DESCRIPTION OF THE TASK: Could you turn the lines below into a numbered list, leaving out any blank ones?

RECORDS FOR THIS TASK:
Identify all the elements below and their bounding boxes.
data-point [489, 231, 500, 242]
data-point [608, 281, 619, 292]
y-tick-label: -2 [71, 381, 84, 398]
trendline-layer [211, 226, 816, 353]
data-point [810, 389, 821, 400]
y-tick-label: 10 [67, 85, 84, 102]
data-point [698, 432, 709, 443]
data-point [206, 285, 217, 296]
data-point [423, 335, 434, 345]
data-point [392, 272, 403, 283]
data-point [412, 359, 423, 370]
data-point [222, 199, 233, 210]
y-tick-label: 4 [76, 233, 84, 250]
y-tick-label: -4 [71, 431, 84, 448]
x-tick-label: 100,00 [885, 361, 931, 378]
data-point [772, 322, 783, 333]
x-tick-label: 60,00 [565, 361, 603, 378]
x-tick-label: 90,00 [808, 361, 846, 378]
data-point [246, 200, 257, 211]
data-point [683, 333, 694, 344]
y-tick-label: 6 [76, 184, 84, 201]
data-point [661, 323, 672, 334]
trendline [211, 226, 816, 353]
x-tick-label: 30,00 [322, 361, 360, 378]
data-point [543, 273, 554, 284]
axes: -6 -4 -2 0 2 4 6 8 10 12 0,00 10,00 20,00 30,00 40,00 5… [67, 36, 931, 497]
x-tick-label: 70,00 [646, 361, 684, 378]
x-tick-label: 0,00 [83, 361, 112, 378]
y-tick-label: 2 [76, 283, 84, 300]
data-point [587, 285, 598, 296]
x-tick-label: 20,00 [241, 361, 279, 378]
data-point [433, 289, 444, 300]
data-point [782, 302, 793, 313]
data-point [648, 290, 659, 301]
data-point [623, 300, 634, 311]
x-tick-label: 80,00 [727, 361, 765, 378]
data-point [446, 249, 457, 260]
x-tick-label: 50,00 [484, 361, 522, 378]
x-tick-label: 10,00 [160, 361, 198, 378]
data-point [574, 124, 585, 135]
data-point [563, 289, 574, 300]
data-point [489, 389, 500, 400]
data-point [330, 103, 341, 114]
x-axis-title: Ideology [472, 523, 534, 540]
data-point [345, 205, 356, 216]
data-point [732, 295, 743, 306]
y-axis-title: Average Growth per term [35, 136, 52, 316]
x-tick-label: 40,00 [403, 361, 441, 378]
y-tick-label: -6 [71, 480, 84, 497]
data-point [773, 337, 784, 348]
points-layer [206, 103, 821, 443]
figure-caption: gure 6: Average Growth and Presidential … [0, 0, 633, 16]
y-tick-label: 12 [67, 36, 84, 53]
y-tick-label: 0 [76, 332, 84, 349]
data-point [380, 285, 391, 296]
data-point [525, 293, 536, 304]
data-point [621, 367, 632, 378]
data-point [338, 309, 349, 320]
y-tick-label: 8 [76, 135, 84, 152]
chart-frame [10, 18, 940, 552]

SOLUTION TO THIS TASK:
1. Identify all the elements below and their bounding boxes.
2. data-point [489, 231, 500, 242]
3. data-point [608, 281, 619, 292]
4. y-tick-label: -2 [71, 381, 84, 398]
5. trendline-layer [211, 226, 816, 353]
6. data-point [810, 389, 821, 400]
7. y-tick-label: 10 [67, 85, 84, 102]
8. data-point [698, 432, 709, 443]
9. data-point [206, 285, 217, 296]
10. data-point [423, 335, 434, 345]
11. data-point [392, 272, 403, 283]
12. data-point [412, 359, 423, 370]
13. data-point [222, 199, 233, 210]
14. y-tick-label: 4 [76, 233, 84, 250]
15. y-tick-label: -4 [71, 431, 84, 448]
16. x-tick-label: 100,00 [885, 361, 931, 378]
17. data-point [772, 322, 783, 333]
18. x-tick-label: 60,00 [565, 361, 603, 378]
19. x-tick-label: 90,00 [808, 361, 846, 378]
20. data-point [246, 200, 257, 211]
21. data-point [683, 333, 694, 344]
22. y-tick-label: 6 [76, 184, 84, 201]
23. data-point [661, 323, 672, 334]
24. trendline [211, 226, 816, 353]
25. x-tick-label: 30,00 [322, 361, 360, 378]
26. data-point [543, 273, 554, 284]
27. axes: -6 -4 -2 0 2 4 6 8 10 12 0,00 10,00 20,00 30,00 40,00 5… [67, 36, 931, 497]
28. x-tick-label: 70,00 [646, 361, 684, 378]
29. x-tick-label: 0,00 [83, 361, 112, 378]
30. y-tick-label: 2 [76, 283, 84, 300]
31. data-point [587, 285, 598, 296]
32. x-tick-label: 20,00 [241, 361, 279, 378]
33. data-point [433, 289, 444, 300]
34. data-point [782, 302, 793, 313]
35. data-point [648, 290, 659, 301]
36. data-point [623, 300, 634, 311]
37. x-tick-label: 80,00 [727, 361, 765, 378]
38. data-point [446, 249, 457, 260]
39. x-tick-label: 50,00 [484, 361, 522, 378]
40. x-tick-label: 10,00 [160, 361, 198, 378]
41. data-point [574, 124, 585, 135]
42. data-point [563, 289, 574, 300]
43. data-point [489, 389, 500, 400]
44. data-point [330, 103, 341, 114]
45. x-axis-title: Ideology [472, 523, 534, 540]
46. data-point [345, 205, 356, 216]
47. data-point [732, 295, 743, 306]
48. y-axis-title: Average Growth per term [35, 136, 52, 316]
49. x-tick-label: 40,00 [403, 361, 441, 378]
50. y-tick-label: -6 [71, 480, 84, 497]
51. data-point [773, 337, 784, 348]
52. points-layer [206, 103, 821, 443]
53. figure-caption: gure 6: Average Growth and Presidential … [0, 0, 633, 16]
54. y-tick-label: 12 [67, 36, 84, 53]
55. y-tick-label: 0 [76, 332, 84, 349]
56. data-point [380, 285, 391, 296]
57. data-point [525, 293, 536, 304]
58. data-point [621, 367, 632, 378]
59. data-point [338, 309, 349, 320]
60. y-tick-label: 8 [76, 135, 84, 152]
61. chart-frame [10, 18, 940, 552]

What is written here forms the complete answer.